** BEGIN Records for this exercise **

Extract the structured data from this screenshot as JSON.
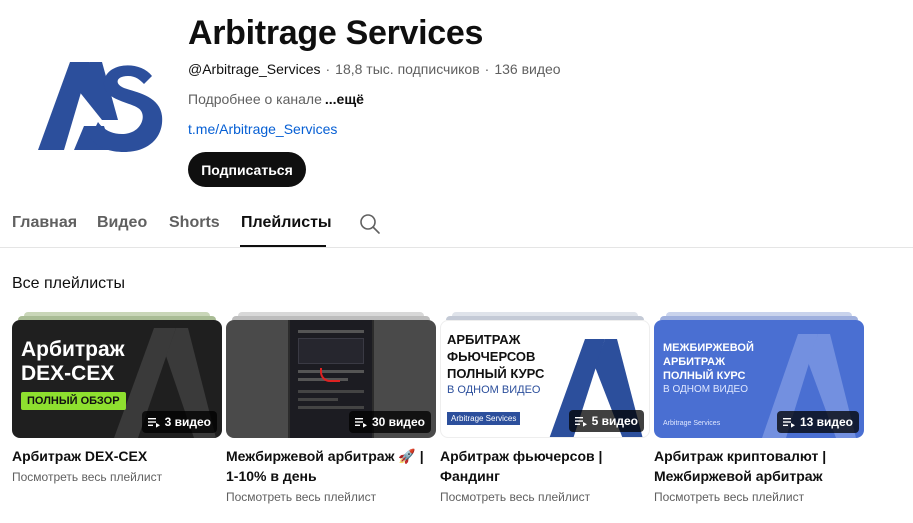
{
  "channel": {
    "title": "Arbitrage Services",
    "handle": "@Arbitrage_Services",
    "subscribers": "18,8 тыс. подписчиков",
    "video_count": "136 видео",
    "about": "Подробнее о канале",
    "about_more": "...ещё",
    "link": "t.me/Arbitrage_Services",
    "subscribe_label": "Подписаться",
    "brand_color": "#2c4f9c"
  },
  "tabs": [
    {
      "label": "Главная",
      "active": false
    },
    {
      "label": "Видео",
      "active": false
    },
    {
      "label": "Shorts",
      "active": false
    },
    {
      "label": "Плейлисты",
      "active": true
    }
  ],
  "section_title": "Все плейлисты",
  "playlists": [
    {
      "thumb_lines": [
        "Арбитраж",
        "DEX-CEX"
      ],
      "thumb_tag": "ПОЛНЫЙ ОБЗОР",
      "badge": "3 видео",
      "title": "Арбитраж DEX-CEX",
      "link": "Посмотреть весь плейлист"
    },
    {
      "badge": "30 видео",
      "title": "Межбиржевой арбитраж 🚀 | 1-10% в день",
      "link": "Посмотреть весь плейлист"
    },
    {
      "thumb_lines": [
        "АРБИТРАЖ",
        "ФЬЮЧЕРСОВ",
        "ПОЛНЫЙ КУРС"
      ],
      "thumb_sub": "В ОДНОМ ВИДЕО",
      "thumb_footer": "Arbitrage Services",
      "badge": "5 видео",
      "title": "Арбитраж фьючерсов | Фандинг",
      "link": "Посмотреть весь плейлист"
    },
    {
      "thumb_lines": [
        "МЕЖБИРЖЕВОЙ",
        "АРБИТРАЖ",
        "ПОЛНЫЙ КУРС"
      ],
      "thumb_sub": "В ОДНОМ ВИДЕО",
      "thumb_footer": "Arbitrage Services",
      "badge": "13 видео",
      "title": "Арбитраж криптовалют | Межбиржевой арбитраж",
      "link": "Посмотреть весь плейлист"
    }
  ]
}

** END Records for this exercise **

[Given exercise] Without the images, write out each line of the data verbatim.

[Output of the exercise]
Extract the structured data from this screenshot as JSON.
{
  "channel": {
    "title": "Arbitrage Services",
    "handle": "@Arbitrage_Services",
    "subscribers": "18,8 тыс. подписчиков",
    "video_count": "136 видео",
    "about": "Подробнее о канале",
    "about_more": "...ещё",
    "link": "t.me/Arbitrage_Services",
    "subscribe_label": "Подписаться",
    "brand_color": "#2c4f9c"
  },
  "tabs": [
    {
      "label": "Главная",
      "active": false
    },
    {
      "label": "Видео",
      "active": false
    },
    {
      "label": "Shorts",
      "active": false
    },
    {
      "label": "Плейлисты",
      "active": true
    }
  ],
  "section_title": "Все плейлисты",
  "playlists": [
    {
      "thumb_lines": [
        "Арбитраж",
        "DEX-CEX"
      ],
      "thumb_tag": "ПОЛНЫЙ ОБЗОР",
      "badge": "3 видео",
      "title": "Арбитраж DEX-CEX",
      "link": "Посмотреть весь плейлист"
    },
    {
      "badge": "30 видео",
      "title": "Межбиржевой арбитраж 🚀 | 1-10% в день",
      "link": "Посмотреть весь плейлист"
    },
    {
      "thumb_lines": [
        "АРБИТРАЖ",
        "ФЬЮЧЕРСОВ",
        "ПОЛНЫЙ КУРС"
      ],
      "thumb_sub": "В ОДНОМ ВИДЕО",
      "thumb_footer": "Arbitrage Services",
      "badge": "5 видео",
      "title": "Арбитраж фьючерсов | Фандинг",
      "link": "Посмотреть весь плейлист"
    },
    {
      "thumb_lines": [
        "МЕЖБИРЖЕВОЙ",
        "АРБИТРАЖ",
        "ПОЛНЫЙ КУРС"
      ],
      "thumb_sub": "В ОДНОМ ВИДЕО",
      "thumb_footer": "Arbitrage Services",
      "badge": "13 видео",
      "title": "Арбитраж криптовалют | Межбиржевой арбитраж",
      "link": "Посмотреть весь плейлист"
    }
  ]
}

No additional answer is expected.